* begin Excerpted data *
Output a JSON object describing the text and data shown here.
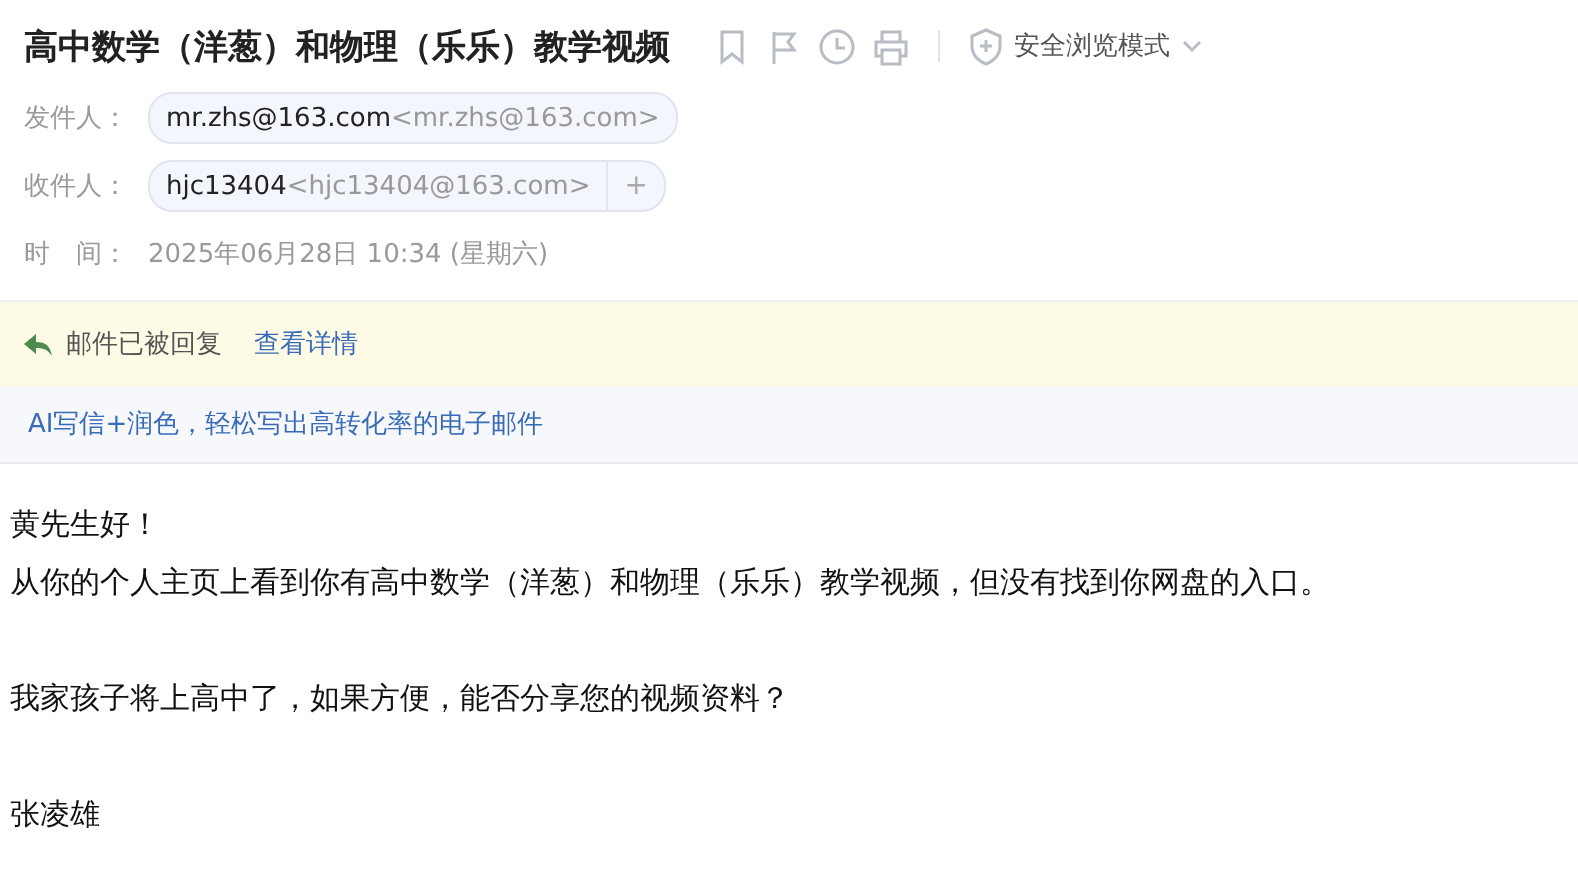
{
  "subject": "高中数学（洋葱）和物理（乐乐）教学视频",
  "toolbar": {
    "safe_mode": "安全浏览模式"
  },
  "header": [
    {
      "kind": "contact",
      "label": "发件人：",
      "name": "mr.zhs@163.com",
      "address": "<mr.zhs@163.com>"
    },
    {
      "kind": "contact",
      "label": "收件人：",
      "name": "hjc13404",
      "address": "<hjc13404@163.com>",
      "add": "+"
    },
    {
      "kind": "text",
      "label": "时　间：",
      "value": "2025年06月28日 10:34 (星期六)"
    }
  ],
  "notice": {
    "text": "邮件已被回复",
    "link": "查看详情"
  },
  "promo": "AI写信+润色，轻松写出高转化率的电子邮件",
  "body": [
    [
      "黄先生好！",
      "从你的个人主页上看到你有高中数学（洋葱）和物理（乐乐）教学视频，但没有找到你网盘的入口。"
    ],
    [
      "我家孩子将上高中了，如果方便，能否分享您的视频资料？"
    ],
    [
      "张凌雄"
    ]
  ]
}
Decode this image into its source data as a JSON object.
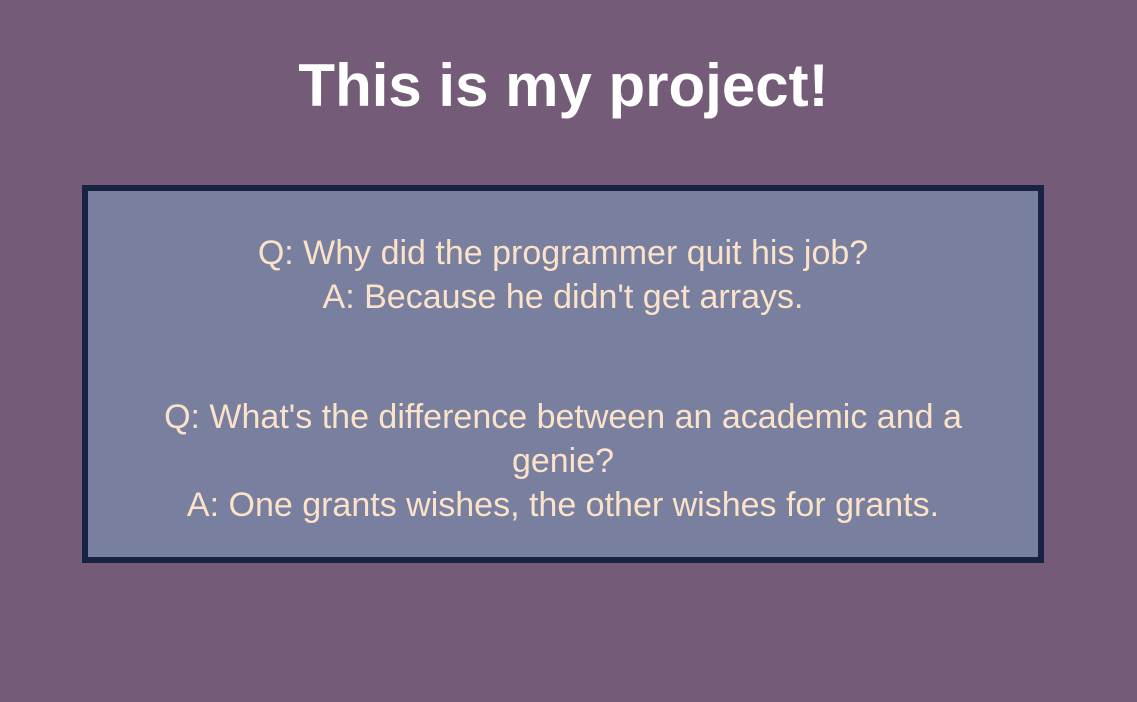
{
  "page": {
    "title": "This is my project!"
  },
  "jokes": [
    {
      "question": "Q: Why did the programmer quit his job?",
      "answer": "A: Because he didn't get arrays."
    },
    {
      "question": "Q: What's the difference between an academic and a genie?",
      "answer": "A: One grants wishes, the other wishes for grants."
    }
  ],
  "colors": {
    "background": "#745c78",
    "card": "#787f9f",
    "card_border": "#172341",
    "title": "#ffffff",
    "joke_text": "#fbe2c8"
  }
}
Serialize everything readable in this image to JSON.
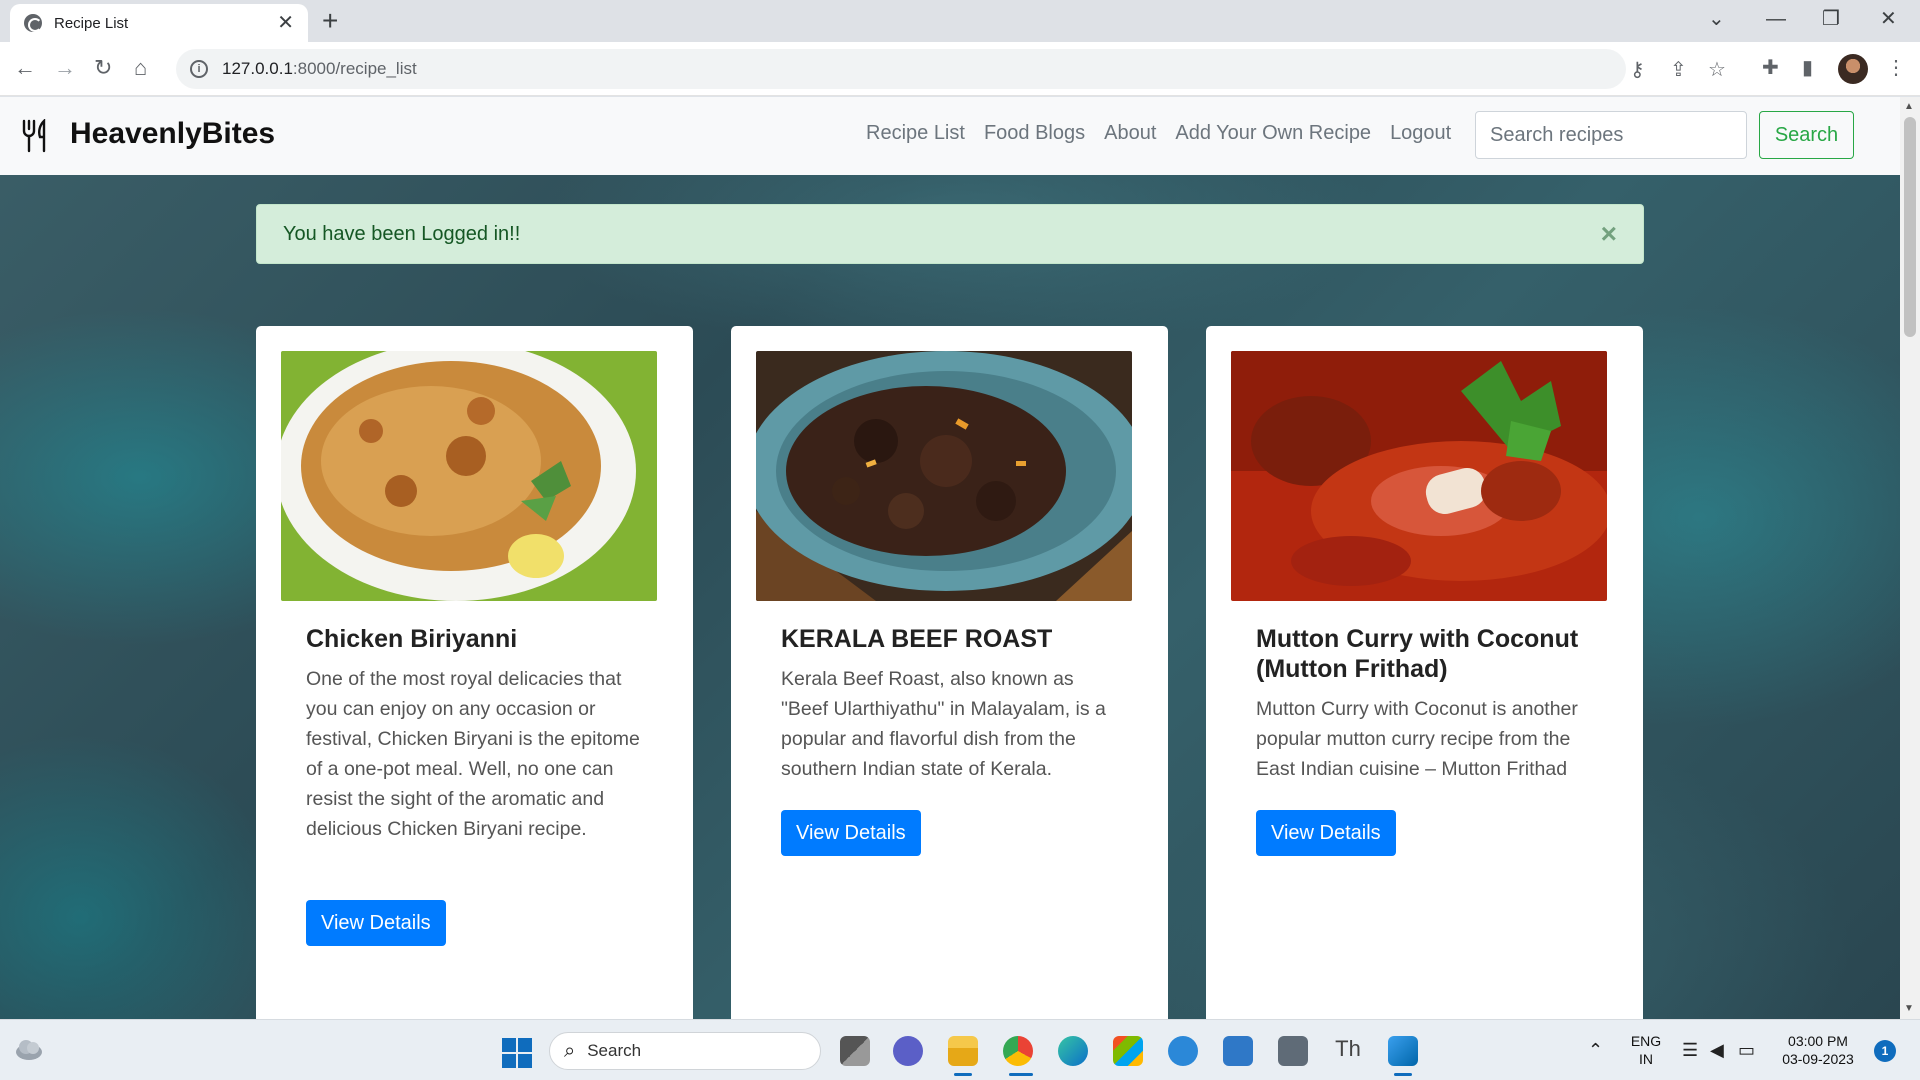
{
  "browser": {
    "tab_title": "Recipe List",
    "url_host": "127.0.0.1",
    "url_path": ":8000/recipe_list"
  },
  "site": {
    "brand": "HeavenlyBites",
    "nav": [
      "Recipe List",
      "Food Blogs",
      "About",
      "Add Your Own Recipe",
      "Logout"
    ],
    "search_placeholder": "Search recipes",
    "search_button": "Search",
    "alert": "You have been Logged in!!",
    "alert_close": "×"
  },
  "recipes": [
    {
      "title": "Chicken Biriyanni",
      "description": "One of the most royal delicacies that you can enjoy on any occasion or festival, Chicken Biryani is the epitome of a one-pot meal. Well, no one can resist the sight of the aromatic and delicious Chicken Biryani recipe.",
      "button": "View Details",
      "image": "chicken-biryani-photo"
    },
    {
      "title": "KERALA BEEF ROAST",
      "description": "Kerala Beef Roast, also known as \"Beef Ularthiyathu\" in Malayalam, is a popular and flavorful dish from the southern Indian state of Kerala.",
      "button": "View Details",
      "image": "beef-roast-photo"
    },
    {
      "title": "Mutton Curry with Coconut (Mutton Frithad)",
      "description": "Mutton Curry with Coconut is another popular mutton curry recipe from the East Indian cuisine – Mutton Frithad",
      "button": "View Details",
      "image": "mutton-curry-photo"
    }
  ],
  "taskbar": {
    "search_label": "Search",
    "lang_top": "ENG",
    "lang_bottom": "IN",
    "time": "03:00 PM",
    "date": "03-09-2023",
    "notifications": "1"
  },
  "colors": {
    "primary": "#007bff",
    "success": "#28a745",
    "alert_bg": "#d4edda",
    "alert_text": "#155724"
  }
}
* end Excerpted data *
Short task ->
Using the listing above, gather each line that holds the string "JSON" and copy it.

Exercise result ->
Output a JSON object describing the text and data shown here.
Decode this image into its source data as a JSON object.
Serialize everything readable in this image to JSON.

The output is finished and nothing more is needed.